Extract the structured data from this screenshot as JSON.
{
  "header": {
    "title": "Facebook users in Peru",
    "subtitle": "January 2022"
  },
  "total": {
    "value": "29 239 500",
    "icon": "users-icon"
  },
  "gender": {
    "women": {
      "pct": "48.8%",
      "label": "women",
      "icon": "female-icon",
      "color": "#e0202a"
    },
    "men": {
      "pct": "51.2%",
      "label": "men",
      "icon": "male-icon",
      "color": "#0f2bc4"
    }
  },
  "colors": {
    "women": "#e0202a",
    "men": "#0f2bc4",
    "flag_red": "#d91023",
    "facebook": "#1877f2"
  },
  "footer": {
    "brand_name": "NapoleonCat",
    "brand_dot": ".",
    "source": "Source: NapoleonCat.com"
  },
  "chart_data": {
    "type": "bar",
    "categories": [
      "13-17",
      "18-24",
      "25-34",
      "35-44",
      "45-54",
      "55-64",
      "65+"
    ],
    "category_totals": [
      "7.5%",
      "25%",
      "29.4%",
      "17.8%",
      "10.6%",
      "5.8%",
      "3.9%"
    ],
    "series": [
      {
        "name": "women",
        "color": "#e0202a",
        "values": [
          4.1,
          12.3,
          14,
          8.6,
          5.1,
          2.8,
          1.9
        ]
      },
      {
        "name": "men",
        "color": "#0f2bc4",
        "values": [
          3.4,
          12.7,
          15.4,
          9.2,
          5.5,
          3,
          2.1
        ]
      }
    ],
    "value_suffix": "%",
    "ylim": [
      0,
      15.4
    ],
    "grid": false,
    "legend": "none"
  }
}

§ **Exercise description**
Your task is to repeat each line of the material exactly.

§ **Written answer**
Extract the structured data from this screenshot as JSON.
{
  "header": {
    "title": "Facebook users in Peru",
    "subtitle": "January 2022"
  },
  "total": {
    "value": "29 239 500",
    "icon": "users-icon"
  },
  "gender": {
    "women": {
      "pct": "48.8%",
      "label": "women",
      "icon": "female-icon",
      "color": "#e0202a"
    },
    "men": {
      "pct": "51.2%",
      "label": "men",
      "icon": "male-icon",
      "color": "#0f2bc4"
    }
  },
  "colors": {
    "women": "#e0202a",
    "men": "#0f2bc4",
    "flag_red": "#d91023",
    "facebook": "#1877f2"
  },
  "footer": {
    "brand_name": "NapoleonCat",
    "brand_dot": ".",
    "source": "Source: NapoleonCat.com"
  },
  "chart_data": {
    "type": "bar",
    "categories": [
      "13-17",
      "18-24",
      "25-34",
      "35-44",
      "45-54",
      "55-64",
      "65+"
    ],
    "category_totals": [
      "7.5%",
      "25%",
      "29.4%",
      "17.8%",
      "10.6%",
      "5.8%",
      "3.9%"
    ],
    "series": [
      {
        "name": "women",
        "color": "#e0202a",
        "values": [
          4.1,
          12.3,
          14,
          8.6,
          5.1,
          2.8,
          1.9
        ]
      },
      {
        "name": "men",
        "color": "#0f2bc4",
        "values": [
          3.4,
          12.7,
          15.4,
          9.2,
          5.5,
          3,
          2.1
        ]
      }
    ],
    "value_suffix": "%",
    "ylim": [
      0,
      15.4
    ],
    "grid": false,
    "legend": "none"
  }
}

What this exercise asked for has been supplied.